Leave out any pictures and transcribe all other data below exactly.
☆ ☆ ☆
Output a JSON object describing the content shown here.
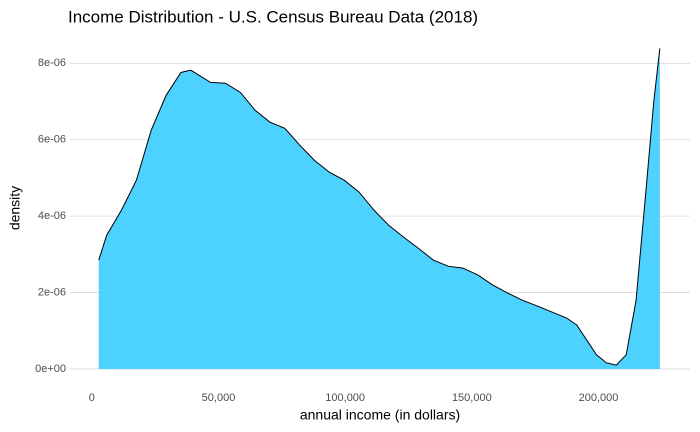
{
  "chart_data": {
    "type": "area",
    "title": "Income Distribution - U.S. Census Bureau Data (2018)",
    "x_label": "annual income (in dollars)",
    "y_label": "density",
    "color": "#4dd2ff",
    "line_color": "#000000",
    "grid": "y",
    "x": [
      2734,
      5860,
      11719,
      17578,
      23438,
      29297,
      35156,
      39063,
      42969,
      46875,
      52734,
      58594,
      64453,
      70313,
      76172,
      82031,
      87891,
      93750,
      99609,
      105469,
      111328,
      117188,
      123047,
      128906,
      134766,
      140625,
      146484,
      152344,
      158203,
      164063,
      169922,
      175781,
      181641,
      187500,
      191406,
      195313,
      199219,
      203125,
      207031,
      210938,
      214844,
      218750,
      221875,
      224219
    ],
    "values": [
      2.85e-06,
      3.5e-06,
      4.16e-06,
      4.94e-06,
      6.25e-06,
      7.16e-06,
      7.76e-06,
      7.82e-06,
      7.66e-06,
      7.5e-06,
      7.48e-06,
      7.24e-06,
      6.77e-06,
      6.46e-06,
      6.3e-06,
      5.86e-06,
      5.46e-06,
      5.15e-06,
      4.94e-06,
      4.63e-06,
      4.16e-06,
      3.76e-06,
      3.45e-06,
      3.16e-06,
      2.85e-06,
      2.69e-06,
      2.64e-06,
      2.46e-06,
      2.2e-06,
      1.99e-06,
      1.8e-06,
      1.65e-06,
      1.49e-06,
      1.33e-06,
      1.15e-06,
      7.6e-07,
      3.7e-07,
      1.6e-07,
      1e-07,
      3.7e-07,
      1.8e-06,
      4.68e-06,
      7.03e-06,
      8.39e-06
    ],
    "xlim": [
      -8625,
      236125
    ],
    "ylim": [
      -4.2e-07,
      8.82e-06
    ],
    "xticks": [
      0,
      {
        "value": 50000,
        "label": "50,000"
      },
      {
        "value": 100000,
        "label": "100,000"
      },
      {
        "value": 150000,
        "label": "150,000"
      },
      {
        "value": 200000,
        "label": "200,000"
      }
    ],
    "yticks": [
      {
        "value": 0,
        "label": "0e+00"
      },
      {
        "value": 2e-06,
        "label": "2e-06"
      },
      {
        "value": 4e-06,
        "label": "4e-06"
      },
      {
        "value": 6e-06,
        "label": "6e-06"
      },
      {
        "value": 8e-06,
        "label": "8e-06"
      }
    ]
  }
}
☆ ☆ ☆
Solution to this task:
Output a JSON object describing the content shown here.
{
  "chart_data": {
    "type": "area",
    "title": "Income Distribution - U.S. Census Bureau Data (2018)",
    "x_label": "annual income (in dollars)",
    "y_label": "density",
    "color": "#4dd2ff",
    "line_color": "#000000",
    "grid": "y",
    "x": [
      2734,
      5860,
      11719,
      17578,
      23438,
      29297,
      35156,
      39063,
      42969,
      46875,
      52734,
      58594,
      64453,
      70313,
      76172,
      82031,
      87891,
      93750,
      99609,
      105469,
      111328,
      117188,
      123047,
      128906,
      134766,
      140625,
      146484,
      152344,
      158203,
      164063,
      169922,
      175781,
      181641,
      187500,
      191406,
      195313,
      199219,
      203125,
      207031,
      210938,
      214844,
      218750,
      221875,
      224219
    ],
    "values": [
      2.85e-06,
      3.5e-06,
      4.16e-06,
      4.94e-06,
      6.25e-06,
      7.16e-06,
      7.76e-06,
      7.82e-06,
      7.66e-06,
      7.5e-06,
      7.48e-06,
      7.24e-06,
      6.77e-06,
      6.46e-06,
      6.3e-06,
      5.86e-06,
      5.46e-06,
      5.15e-06,
      4.94e-06,
      4.63e-06,
      4.16e-06,
      3.76e-06,
      3.45e-06,
      3.16e-06,
      2.85e-06,
      2.69e-06,
      2.64e-06,
      2.46e-06,
      2.2e-06,
      1.99e-06,
      1.8e-06,
      1.65e-06,
      1.49e-06,
      1.33e-06,
      1.15e-06,
      7.6e-07,
      3.7e-07,
      1.6e-07,
      1e-07,
      3.7e-07,
      1.8e-06,
      4.68e-06,
      7.03e-06,
      8.39e-06
    ],
    "xlim": [
      -8625,
      236125
    ],
    "ylim": [
      -4.2e-07,
      8.82e-06
    ],
    "xticks": [
      0,
      {
        "value": 50000,
        "label": "50,000"
      },
      {
        "value": 100000,
        "label": "100,000"
      },
      {
        "value": 150000,
        "label": "150,000"
      },
      {
        "value": 200000,
        "label": "200,000"
      }
    ],
    "yticks": [
      {
        "value": 0,
        "label": "0e+00"
      },
      {
        "value": 2e-06,
        "label": "2e-06"
      },
      {
        "value": 4e-06,
        "label": "4e-06"
      },
      {
        "value": 6e-06,
        "label": "6e-06"
      },
      {
        "value": 8e-06,
        "label": "8e-06"
      }
    ]
  }
}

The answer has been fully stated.